Collected data:
· · · · ·

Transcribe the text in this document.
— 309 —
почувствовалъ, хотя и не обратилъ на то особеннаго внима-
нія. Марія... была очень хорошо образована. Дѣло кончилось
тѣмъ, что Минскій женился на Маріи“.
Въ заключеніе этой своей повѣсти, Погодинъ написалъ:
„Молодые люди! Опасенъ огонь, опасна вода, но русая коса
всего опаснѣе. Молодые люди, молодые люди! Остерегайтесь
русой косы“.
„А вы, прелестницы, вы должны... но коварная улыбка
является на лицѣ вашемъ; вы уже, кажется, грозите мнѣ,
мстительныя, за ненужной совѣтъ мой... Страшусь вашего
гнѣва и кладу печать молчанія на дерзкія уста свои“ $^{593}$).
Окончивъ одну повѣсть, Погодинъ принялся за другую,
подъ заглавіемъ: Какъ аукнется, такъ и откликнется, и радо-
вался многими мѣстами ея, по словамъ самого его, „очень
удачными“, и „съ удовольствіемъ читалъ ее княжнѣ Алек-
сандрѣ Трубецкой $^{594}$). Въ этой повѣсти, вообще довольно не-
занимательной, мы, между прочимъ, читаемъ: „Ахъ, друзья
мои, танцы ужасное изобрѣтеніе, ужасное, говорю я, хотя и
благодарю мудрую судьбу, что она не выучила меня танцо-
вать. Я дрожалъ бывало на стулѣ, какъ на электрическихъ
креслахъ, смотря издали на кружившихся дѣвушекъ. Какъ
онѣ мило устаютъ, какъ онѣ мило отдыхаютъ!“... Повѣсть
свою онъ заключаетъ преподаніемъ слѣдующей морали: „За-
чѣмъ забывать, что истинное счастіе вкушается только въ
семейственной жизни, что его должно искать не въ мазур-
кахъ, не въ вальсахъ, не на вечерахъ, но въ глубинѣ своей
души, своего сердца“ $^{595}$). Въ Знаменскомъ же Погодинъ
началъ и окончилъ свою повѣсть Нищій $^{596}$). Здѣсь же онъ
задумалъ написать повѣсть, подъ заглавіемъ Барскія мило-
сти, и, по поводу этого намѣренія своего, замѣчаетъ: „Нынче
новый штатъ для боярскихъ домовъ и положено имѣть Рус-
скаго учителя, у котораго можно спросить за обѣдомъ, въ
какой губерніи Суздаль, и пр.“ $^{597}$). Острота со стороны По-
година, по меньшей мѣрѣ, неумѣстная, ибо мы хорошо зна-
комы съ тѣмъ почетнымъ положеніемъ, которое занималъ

· · · · ·

WHAT IS REQUIRED ▸ Extract each record, keeping it identical to the original.

TASK RESPONSE ▸
Transcribe the text in this document.
— 309 —
почувствовалъ, хотя и не обратилъ на то особеннаго внима-
нія. Марія... была очень хорошо образована. Дѣло кончилось
тѣмъ, что Минскій женился на Маріи“.
Въ заключеніе этой своей повѣсти, Погодинъ написалъ:
„Молодые люди! Опасенъ огонь, опасна вода, но русая коса
всего опаснѣе. Молодые люди, молодые люди! Остерегайтесь
русой косы“.
„А вы, прелестницы, вы должны... но коварная улыбка
является на лицѣ вашемъ; вы уже, кажется, грозите мнѣ,
мстительныя, за ненужной совѣтъ мой... Страшусь вашего
гнѣва и кладу печать молчанія на дерзкія уста свои“ $^{593}$).
Окончивъ одну повѣсть, Погодинъ принялся за другую,
подъ заглавіемъ: Какъ аукнется, такъ и откликнется, и радо-
вался многими мѣстами ея, по словамъ самого его, „очень
удачными“, и „съ удовольствіемъ читалъ ее княжнѣ Алек-
сандрѣ Трубецкой $^{594}$). Въ этой повѣсти, вообще довольно не-
занимательной, мы, между прочимъ, читаемъ: „Ахъ, друзья
мои, танцы ужасное изобрѣтеніе, ужасное, говорю я, хотя и
благодарю мудрую судьбу, что она не выучила меня танцо-
вать. Я дрожалъ бывало на стулѣ, какъ на электрическихъ
креслахъ, смотря издали на кружившихся дѣвушекъ. Какъ
онѣ мило устаютъ, какъ онѣ мило отдыхаютъ!“... Повѣсть
свою онъ заключаетъ преподаніемъ слѣдующей морали: „За-
чѣмъ забывать, что истинное счастіе вкушается только въ
семейственной жизни, что его должно искать не въ мазур-
кахъ, не въ вальсахъ, не на вечерахъ, но въ глубинѣ своей
души, своего сердца“ $^{595}$). Въ Знаменскомъ же Погодинъ
началъ и окончилъ свою повѣсть Нищій $^{596}$). Здѣсь же онъ
задумалъ написать повѣсть, подъ заглавіемъ Барскія мило-
сти, и, по поводу этого намѣренія своего, замѣчаетъ: „Нынче
новый штатъ для боярскихъ домовъ и положено имѣть Рус-
скаго учителя, у котораго можно спросить за обѣдомъ, въ
какой губерніи Суздаль, и пр.“ $^{597}$). Острота со стороны По-
година, по меньшей мѣрѣ, неумѣстная, ибо мы хорошо зна-
комы съ тѣмъ почетнымъ положеніемъ, которое занималъ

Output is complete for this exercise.